___ Passage shown
If you copied the kallisto_index rule and logged the output of salmon_index to a file this is fine. Just make sure when copying and pasting that you change all the parts that need to change!
Combining the outputs with MultiQC
MultiQC scans for analysis report files in a given directory and all subdirectories, then makes a report of everything it finds. It knows about FastQC, Salmon and Kallisto outputs so we should be able to compile a report on all these. To try this out and scan the current directory, simply run:
Adding a MultiQC rule
Earlier, in episode 6, we made a basic summary-type rule called all_counts. Now make a multiqc rule that gathers up all the FastQC, Salmon and Kallisto reports.
Considerations:
- Your rule is going to have several named inputs, and these inputs
will be lists of files generated with
expand()
functions. - Ensure that both kallisto_quant and salmon_quant are run on all 9 samples, that is all three repeats of all three conditions.
- Run FastQC on the untrimmed reads only, and note that MultiQC
specifically uses the
.zip
files for input, not the.html
. - Since multiqc scans for input files, the input names don’t have to
be explicitly mentioned in the
shell
part.
rule multiqc:
output: directory('multiqc_out')
input:
salmon = expand("salmon.{cond}_{rep}", cond=CONDITIONS, rep=REPLICATES),
kallisto = expand("kallisto.{cond}_{rep}", cond=CONDITIONS, rep=REPLICATES),
fastqc = expand("reads.{cond}_{rep}_{end}_fastqc.zip", cond=CONDITIONS, rep=REPLICATES, end=["1","2"]),
shell:
"multiqc . -o multiqc_out"
Since the rule has no wildcards, you can run it by giving either the rule name or the output directory name as a target.
______
> [Request 1]: Decide whether each statement agrees with the MultiQC excerpt. Answer yes or no and quote the words that settle it. (a) MultiQC takes the FastQC .html files as its input. (b) The multiqc rule contains no wildcards. (c) MultiQC looks for report files only in the given directory and skips its subdirectories.
> [Request 2]: From the MultiQC excerpt, extract everything from "Combining the outputs" down to "and Kallisto reports.", copying it word for word.
The rows that come next are separate material, unrelated to the MultiQC excerpt.
___ Supplied records
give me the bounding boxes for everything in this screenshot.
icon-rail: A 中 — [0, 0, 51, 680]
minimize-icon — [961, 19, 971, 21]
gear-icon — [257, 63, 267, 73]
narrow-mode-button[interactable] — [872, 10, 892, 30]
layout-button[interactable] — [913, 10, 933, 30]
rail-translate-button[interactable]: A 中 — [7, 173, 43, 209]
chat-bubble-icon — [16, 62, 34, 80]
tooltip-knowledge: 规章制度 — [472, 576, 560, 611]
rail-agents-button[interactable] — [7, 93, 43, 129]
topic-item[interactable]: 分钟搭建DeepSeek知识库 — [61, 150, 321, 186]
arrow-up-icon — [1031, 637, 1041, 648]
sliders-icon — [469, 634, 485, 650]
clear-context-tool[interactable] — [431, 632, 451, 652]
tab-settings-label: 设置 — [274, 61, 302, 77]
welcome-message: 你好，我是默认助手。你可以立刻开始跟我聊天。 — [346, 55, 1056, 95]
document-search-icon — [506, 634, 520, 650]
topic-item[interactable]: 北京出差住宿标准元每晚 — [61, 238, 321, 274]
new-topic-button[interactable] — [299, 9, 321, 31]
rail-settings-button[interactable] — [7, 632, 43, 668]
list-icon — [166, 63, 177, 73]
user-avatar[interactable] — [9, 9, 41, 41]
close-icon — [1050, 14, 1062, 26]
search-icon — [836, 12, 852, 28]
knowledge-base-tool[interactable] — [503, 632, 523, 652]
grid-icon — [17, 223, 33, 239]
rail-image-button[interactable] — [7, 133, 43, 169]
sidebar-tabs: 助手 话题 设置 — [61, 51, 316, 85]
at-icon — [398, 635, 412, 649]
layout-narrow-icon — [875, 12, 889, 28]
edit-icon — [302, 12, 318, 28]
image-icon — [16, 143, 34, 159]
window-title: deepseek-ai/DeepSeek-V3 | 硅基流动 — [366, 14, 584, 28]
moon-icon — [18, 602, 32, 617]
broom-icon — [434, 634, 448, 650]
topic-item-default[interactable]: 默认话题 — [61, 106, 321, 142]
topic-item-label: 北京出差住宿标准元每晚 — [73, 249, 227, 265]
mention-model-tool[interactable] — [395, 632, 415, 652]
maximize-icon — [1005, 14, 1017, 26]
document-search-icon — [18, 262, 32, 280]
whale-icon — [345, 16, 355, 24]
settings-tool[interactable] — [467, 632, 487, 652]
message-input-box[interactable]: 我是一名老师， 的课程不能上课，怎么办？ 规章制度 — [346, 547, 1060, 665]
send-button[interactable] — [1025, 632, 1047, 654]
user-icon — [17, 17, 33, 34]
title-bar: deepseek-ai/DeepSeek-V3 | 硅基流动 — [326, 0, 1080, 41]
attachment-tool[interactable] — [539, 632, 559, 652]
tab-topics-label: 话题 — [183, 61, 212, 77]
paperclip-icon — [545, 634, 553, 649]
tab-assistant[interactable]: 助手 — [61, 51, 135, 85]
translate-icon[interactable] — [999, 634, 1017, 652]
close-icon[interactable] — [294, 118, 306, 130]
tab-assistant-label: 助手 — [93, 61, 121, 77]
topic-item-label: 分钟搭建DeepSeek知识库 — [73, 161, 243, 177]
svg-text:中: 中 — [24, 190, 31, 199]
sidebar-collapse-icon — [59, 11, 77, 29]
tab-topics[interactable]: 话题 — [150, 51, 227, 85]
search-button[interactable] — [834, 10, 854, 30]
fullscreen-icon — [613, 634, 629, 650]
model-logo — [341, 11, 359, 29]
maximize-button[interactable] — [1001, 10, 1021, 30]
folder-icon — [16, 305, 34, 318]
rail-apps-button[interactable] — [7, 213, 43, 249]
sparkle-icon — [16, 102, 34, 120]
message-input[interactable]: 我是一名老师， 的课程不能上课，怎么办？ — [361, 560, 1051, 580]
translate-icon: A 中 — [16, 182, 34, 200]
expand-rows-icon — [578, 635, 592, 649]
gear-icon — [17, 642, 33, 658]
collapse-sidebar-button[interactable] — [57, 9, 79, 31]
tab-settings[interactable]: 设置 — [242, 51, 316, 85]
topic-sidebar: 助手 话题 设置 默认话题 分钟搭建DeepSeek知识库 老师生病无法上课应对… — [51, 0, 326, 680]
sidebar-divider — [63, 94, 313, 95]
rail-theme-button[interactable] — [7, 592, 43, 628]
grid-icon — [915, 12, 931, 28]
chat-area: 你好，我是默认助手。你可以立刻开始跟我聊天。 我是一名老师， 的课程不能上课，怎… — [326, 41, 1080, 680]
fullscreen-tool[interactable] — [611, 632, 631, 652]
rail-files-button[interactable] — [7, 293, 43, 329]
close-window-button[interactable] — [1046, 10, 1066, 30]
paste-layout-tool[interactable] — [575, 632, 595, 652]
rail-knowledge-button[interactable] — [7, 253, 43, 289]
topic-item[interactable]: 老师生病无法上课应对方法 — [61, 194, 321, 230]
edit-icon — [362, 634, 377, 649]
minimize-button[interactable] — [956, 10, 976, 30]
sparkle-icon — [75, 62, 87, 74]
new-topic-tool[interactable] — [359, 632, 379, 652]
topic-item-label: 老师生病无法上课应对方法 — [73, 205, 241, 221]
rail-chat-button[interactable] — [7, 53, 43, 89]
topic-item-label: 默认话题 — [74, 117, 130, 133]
______
> [Written solution 1]:
(a) No: "MultiQC specifically uses the .zip files for input, not the.html"
(b) Yes: "Since the rule has no wildcards"
(c) No: "scans for analysis report files in a given directory and all subdirectories"

> [Written solution 2]:
Combining the outputs with MultiQC
MultiQC scans for analysis report files in a given directory and all subdirectories, then makes a report of everything it finds. It knows about FastQC, Salmon and Kallisto outputs so we should be able to compile a report on all these. To try this out and scan the current directory, simply run:
Adding a MultiQC rule
Earlier, in episode 6, we made a basic summary-type rule called all_counts. Now make a multiqc rule that gathers up all the FastQC, Salmon and Kallisto reports.